**STATED GOAL**.
Transcribe every line of the records verbatim.

**DATA FOR THE TASK**.
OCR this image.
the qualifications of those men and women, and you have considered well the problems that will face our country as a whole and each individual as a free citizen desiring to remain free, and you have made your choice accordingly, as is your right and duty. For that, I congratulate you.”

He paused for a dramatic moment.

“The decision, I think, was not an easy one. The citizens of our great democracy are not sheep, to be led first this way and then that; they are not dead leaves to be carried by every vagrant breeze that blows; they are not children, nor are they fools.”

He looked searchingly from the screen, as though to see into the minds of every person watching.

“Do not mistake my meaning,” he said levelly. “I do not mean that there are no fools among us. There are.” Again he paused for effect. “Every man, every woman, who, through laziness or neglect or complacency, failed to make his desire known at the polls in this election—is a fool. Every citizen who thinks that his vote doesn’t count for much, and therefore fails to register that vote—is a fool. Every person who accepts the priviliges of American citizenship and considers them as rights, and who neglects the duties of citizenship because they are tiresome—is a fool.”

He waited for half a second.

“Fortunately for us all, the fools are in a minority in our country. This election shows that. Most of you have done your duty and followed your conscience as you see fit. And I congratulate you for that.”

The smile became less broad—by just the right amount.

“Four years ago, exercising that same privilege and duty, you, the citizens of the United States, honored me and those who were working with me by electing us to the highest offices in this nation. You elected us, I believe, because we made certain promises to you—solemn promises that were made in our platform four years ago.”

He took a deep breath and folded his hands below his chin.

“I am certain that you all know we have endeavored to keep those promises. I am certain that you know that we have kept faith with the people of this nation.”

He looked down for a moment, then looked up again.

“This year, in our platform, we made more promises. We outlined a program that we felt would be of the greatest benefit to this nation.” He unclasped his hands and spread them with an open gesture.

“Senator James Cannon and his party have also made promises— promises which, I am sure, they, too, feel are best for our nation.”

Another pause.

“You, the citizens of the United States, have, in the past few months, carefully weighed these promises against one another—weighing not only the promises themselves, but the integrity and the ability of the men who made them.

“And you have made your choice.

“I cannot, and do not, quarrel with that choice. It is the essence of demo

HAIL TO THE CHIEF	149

**SOLUTION**.
OCR this image.
the qualifications of those men and women, and you have considered well the problems that will face our country as a whole and each individual as a free citizen desiring to remain free, and you have made your choice accordingly, as is your right and duty. For that, I congratulate you.”

He paused for a dramatic moment.

“The decision, I think, was not an easy one. The citizens of our great democracy are not sheep, to be led first this way and then that; they are not dead leaves to be carried by every vagrant breeze that blows; they are not children, nor are they fools.”

He looked searchingly from the screen, as though to see into the minds of every person watching.

“Do not mistake my meaning,” he said levelly. “I do not mean that there are no fools among us. There are.” Again he paused for effect. “Every man, every woman, who, through laziness or neglect or complacency, failed to make his desire known at the polls in this election—is a fool. Every citizen who thinks that his vote doesn’t count for much, and therefore fails to register that vote—is a fool. Every person who accepts the priviliges of American citizenship and considers them as rights, and who neglects the duties of citizenship because they are tiresome—is a fool.”

He waited for half a second.

“Fortunately for us all, the fools are in a minority in our country. This election shows that. Most of you have done your duty and followed your conscience as you see fit. And I congratulate you for that.”

The smile became less broad—by just the right amount.

“Four years ago, exercising that same privilege and duty, you, the citizens of the United States, honored me and those who were working with me by electing us to the highest offices in this nation. You elected us, I believe, because we made certain promises to you—solemn promises that were made in our platform four years ago.”

He took a deep breath and folded his hands below his chin.

“I am certain that you all know we have endeavored to keep those promises. I am certain that you know that we have kept faith with the people of this nation.”

He looked down for a moment, then looked up again.

“This year, in our platform, we made more promises. We outlined a program that we felt would be of the greatest benefit to this nation.” He unclasped his hands and spread them with an open gesture.

“Senator James Cannon and his party have also made promises— promises which, I am sure, they, too, feel are best for our nation.”

Another pause.

“You, the citizens of the United States, have, in the past few months, carefully weighed these promises against one another—weighing not only the promises themselves, but the integrity and the ability of the men who made them.

“And you have made your choice.

“I cannot, and do not, quarrel with that choice. It is the essence of demo

HAIL TO THE CHIEF	149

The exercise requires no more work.